DIRECTION A. From the records, copy out the lines starting at the one containing "Enumerate the UI" and ending at the one containing "x-tick-label: 2020 (844, 416, 877, 431)", both included. Leave out the pictures.

EXCERPTED TEXT.
The People's Constitution was formed by a minority of the people, only 7,000. The unlawful convention acted without law and against law. They formed and voted for their Constitution illegally, and illegally declared it to be the supreme law.

The legal convention in a proper manner put forth their Constitution to the people.

The history of the subsequent debates and resolutions of the assembly were then recited, and the various propositions of Mr. Atwell, were adverted to.

The People's Constitution was considered merely as indicating the wishes of the people for an extension of suffrage.

It was expected that the people would have received the Constitution in the same spirit in which it was offered. But misrepresentations were used to defeat that Constitution.

It commented in severe terms on the motives of the Suffrage men, and characterised them as deluded men,

The report was very lengthy, and closed by directing a proclamation to be issued, and that the report and proclamation be published in all the papers.

The Committee, it was evident, had only reported the facts which led to votes against it, and stated nothing of efforts made for it. They did not state the plain reasons that operated against it. They did not give the greatest of all objections, that it placed the power in the hands of the MINORITY, and that the extension of Suffrage was deceptive. They said nothing of the fact, that the people were told that they would not have the privilege of bearing arms under the People's Constitution-an argument that was

frequently and profitably used. They said nothing of the great number of Petitions, and the action in relation to Suffrage.

DATA LISTING.
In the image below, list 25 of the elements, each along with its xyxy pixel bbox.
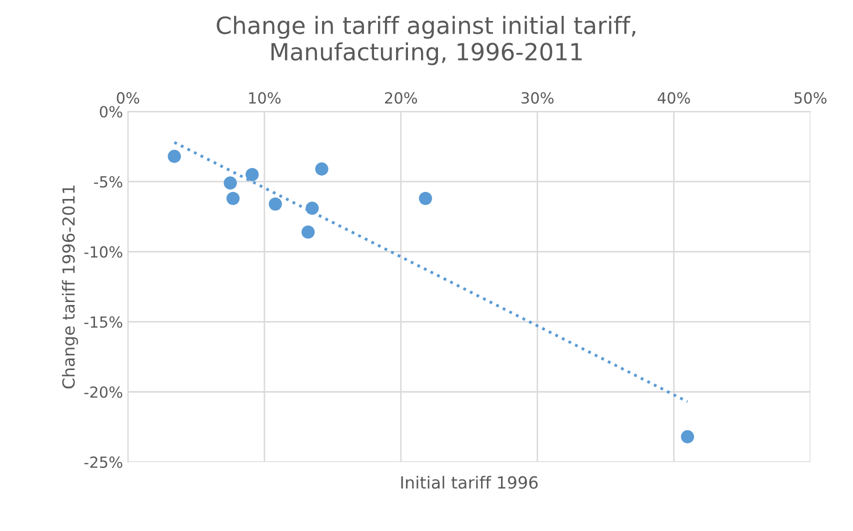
* * *
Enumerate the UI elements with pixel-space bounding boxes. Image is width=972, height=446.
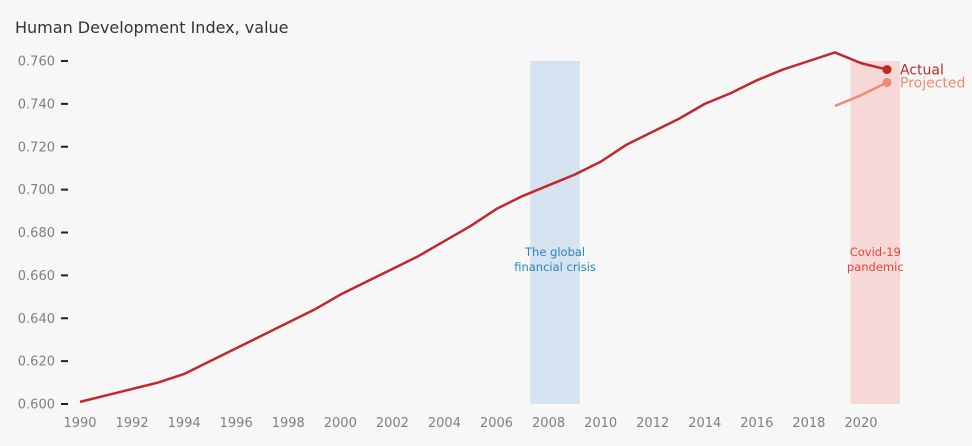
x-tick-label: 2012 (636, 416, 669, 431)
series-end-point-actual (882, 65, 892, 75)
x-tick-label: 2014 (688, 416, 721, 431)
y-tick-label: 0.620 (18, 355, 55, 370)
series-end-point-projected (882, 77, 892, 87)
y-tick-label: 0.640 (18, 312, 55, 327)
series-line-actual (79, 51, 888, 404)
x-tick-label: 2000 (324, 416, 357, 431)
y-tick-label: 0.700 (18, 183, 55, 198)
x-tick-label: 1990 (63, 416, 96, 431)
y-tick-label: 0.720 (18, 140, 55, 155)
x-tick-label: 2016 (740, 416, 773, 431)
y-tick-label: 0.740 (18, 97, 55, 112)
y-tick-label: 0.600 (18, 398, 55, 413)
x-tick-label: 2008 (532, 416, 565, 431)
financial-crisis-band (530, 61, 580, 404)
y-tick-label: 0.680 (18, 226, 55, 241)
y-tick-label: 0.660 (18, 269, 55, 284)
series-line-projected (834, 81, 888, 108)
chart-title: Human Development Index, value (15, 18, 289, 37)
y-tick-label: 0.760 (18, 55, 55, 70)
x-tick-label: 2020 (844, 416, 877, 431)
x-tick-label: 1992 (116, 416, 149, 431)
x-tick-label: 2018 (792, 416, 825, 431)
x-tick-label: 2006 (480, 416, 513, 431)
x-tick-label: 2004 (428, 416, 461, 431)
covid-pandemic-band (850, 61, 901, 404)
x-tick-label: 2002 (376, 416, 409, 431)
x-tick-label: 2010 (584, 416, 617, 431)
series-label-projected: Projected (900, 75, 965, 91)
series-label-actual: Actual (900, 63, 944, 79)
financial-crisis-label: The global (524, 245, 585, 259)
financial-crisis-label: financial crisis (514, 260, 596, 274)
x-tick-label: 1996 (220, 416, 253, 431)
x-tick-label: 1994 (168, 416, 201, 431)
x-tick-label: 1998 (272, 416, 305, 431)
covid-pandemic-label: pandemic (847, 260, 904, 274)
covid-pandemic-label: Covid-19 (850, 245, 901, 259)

DIRECTION B. According to the excerpt on the People's Constitution, how many people formed that constitution?

ANSWER A.
Enumerate the UI elements with pixel-space bounding boxes. Image is width=972, height=446.
x-tick-label: 2012 (636, 416, 669, 431)
series-end-point-actual (882, 65, 892, 75)
x-tick-label: 2014 (688, 416, 721, 431)
y-tick-label: 0.620 (18, 355, 55, 370)
series-end-point-projected (882, 77, 892, 87)
y-tick-label: 0.640 (18, 312, 55, 327)
series-line-actual (79, 51, 888, 404)
x-tick-label: 2000 (324, 416, 357, 431)
y-tick-label: 0.700 (18, 183, 55, 198)
x-tick-label: 1990 (63, 416, 96, 431)
y-tick-label: 0.720 (18, 140, 55, 155)
x-tick-label: 2016 (740, 416, 773, 431)
y-tick-label: 0.740 (18, 97, 55, 112)
y-tick-label: 0.600 (18, 398, 55, 413)
x-tick-label: 2008 (532, 416, 565, 431)
financial-crisis-band (530, 61, 580, 404)
y-tick-label: 0.680 (18, 226, 55, 241)
y-tick-label: 0.660 (18, 269, 55, 284)
series-line-projected (834, 81, 888, 108)
chart-title: Human Development Index, value (15, 18, 289, 37)
y-tick-label: 0.760 (18, 55, 55, 70)
x-tick-label: 2020 (844, 416, 877, 431)

ANSWER B. Only 7,000, a minority of the people.